Records from a dataset

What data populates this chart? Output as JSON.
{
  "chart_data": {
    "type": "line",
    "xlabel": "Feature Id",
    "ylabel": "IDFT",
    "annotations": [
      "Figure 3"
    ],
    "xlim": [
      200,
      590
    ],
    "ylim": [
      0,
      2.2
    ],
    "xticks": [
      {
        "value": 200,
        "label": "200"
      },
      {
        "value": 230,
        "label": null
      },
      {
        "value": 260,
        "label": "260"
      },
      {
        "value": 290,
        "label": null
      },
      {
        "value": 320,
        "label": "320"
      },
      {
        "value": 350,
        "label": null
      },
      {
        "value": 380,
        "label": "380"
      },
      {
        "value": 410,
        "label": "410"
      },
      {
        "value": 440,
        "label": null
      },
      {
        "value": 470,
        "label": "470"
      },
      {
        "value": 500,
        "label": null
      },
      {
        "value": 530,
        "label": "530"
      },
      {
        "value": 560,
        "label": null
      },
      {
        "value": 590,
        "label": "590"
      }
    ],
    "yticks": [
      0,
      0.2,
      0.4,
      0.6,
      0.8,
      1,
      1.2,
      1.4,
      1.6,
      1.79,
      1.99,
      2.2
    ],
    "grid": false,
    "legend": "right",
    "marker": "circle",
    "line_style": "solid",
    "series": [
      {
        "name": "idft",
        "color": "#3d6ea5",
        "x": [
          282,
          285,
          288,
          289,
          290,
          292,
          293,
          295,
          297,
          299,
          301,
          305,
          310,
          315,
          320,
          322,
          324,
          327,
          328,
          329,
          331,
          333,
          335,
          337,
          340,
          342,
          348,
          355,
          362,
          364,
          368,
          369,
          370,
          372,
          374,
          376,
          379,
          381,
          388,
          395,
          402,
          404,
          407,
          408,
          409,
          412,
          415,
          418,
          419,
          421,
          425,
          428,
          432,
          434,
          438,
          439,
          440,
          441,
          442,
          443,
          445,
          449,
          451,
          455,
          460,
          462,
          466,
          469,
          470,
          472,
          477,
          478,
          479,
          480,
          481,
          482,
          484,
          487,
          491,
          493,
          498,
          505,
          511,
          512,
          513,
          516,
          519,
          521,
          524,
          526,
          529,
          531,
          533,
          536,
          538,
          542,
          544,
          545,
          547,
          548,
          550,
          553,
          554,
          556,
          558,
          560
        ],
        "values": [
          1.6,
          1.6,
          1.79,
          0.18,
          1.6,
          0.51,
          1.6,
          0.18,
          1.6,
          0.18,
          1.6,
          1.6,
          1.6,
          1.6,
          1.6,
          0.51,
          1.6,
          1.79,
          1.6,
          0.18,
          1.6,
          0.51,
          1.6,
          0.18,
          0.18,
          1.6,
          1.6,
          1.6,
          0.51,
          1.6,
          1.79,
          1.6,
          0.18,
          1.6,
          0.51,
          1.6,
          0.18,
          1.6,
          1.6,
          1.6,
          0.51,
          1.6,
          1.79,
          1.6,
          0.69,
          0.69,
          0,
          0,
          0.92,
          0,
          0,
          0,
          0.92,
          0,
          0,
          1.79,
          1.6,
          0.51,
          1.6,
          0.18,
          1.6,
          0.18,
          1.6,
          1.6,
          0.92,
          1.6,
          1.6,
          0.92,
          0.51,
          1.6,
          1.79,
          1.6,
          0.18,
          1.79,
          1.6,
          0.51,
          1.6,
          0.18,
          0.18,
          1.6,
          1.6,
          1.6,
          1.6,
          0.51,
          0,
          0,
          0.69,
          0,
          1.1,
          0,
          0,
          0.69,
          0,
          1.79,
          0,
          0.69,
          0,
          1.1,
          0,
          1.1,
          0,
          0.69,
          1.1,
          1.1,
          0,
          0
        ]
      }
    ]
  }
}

Problem requirements
Extract the listing in its entirety, matching it exactly.

Expected answer
What data populates this chart? Output as JSON.
{
  "chart_data": {
    "type": "line",
    "xlabel": "Feature Id",
    "ylabel": "IDFT",
    "annotations": [
      "Figure 3"
    ],
    "xlim": [
      200,
      590
    ],
    "ylim": [
      0,
      2.2
    ],
    "xticks": [
      {
        "value": 200,
        "label": "200"
      },
      {
        "value": 230,
        "label": null
      },
      {
        "value": 260,
        "label": "260"
      },
      {
        "value": 290,
        "label": null
      },
      {
        "value": 320,
        "label": "320"
      },
      {
        "value": 350,
        "label": null
      },
      {
        "value": 380,
        "label": "380"
      },
      {
        "value": 410,
        "label": "410"
      },
      {
        "value": 440,
        "label": null
      },
      {
        "value": 470,
        "label": "470"
      },
      {
        "value": 500,
        "label": null
      },
      {
        "value": 530,
        "label": "530"
      },
      {
        "value": 560,
        "label": null
      },
      {
        "value": 590,
        "label": "590"
      }
    ],
    "yticks": [
      0,
      0.2,
      0.4,
      0.6,
      0.8,
      1,
      1.2,
      1.4,
      1.6,
      1.79,
      1.99,
      2.2
    ],
    "grid": false,
    "legend": "right",
    "marker": "circle",
    "line_style": "solid",
    "series": [
      {
        "name": "idft",
        "color": "#3d6ea5",
        "x": [
          282,
          285,
          288,
          289,
          290,
          292,
          293,
          295,
          297,
          299,
          301,
          305,
          310,
          315,
          320,
          322,
          324,
          327,
          328,
          329,
          331,
          333,
          335,
          337,
          340,
          342,
          348,
          355,
          362,
          364,
          368,
          369,
          370,
          372,
          374,
          376,
          379,
          381,
          388,
          395,
          402,
          404,
          407,
          408,
          409,
          412,
          415,
          418,
          419,
          421,
          425,
          428,
          432,
          434,
          438,
          439,
          440,
          441,
          442,
          443,
          445,
          449,
          451,
          455,
          460,
          462,
          466,
          469,
          470,
          472,
          477,
          478,
          479,
          480,
          481,
          482,
          484,
          487,
          491,
          493,
          498,
          505,
          511,
          512,
          513,
          516,
          519,
          521,
          524,
          526,
          529,
          531,
          533,
          536,
          538,
          542,
          544,
          545,
          547,
          548,
          550,
          553,
          554,
          556,
          558,
          560
        ],
        "values": [
          1.6,
          1.6,
          1.79,
          0.18,
          1.6,
          0.51,
          1.6,
          0.18,
          1.6,
          0.18,
          1.6,
          1.6,
          1.6,
          1.6,
          1.6,
          0.51,
          1.6,
          1.79,
          1.6,
          0.18,
          1.6,
          0.51,
          1.6,
          0.18,
          0.18,
          1.6,
          1.6,
          1.6,
          0.51,
          1.6,
          1.79,
          1.6,
          0.18,
          1.6,
          0.51,
          1.6,
          0.18,
          1.6,
          1.6,
          1.6,
          0.51,
          1.6,
          1.79,
          1.6,
          0.69,
          0.69,
          0,
          0,
          0.92,
          0,
          0,
          0,
          0.92,
          0,
          0,
          1.79,
          1.6,
          0.51,
          1.6,
          0.18,
          1.6,
          0.18,
          1.6,
          1.6,
          0.92,
          1.6,
          1.6,
          0.92,
          0.51,
          1.6,
          1.79,
          1.6,
          0.18,
          1.79,
          1.6,
          0.51,
          1.6,
          0.18,
          0.18,
          1.6,
          1.6,
          1.6,
          1.6,
          0.51,
          0,
          0,
          0.69,
          0,
          1.1,
          0,
          0,
          0.69,
          0,
          1.79,
          0,
          0.69,
          0,
          1.1,
          0,
          1.1,
          0,
          0.69,
          1.1,
          1.1,
          0,
          0
        ]
      }
    ]
  }
}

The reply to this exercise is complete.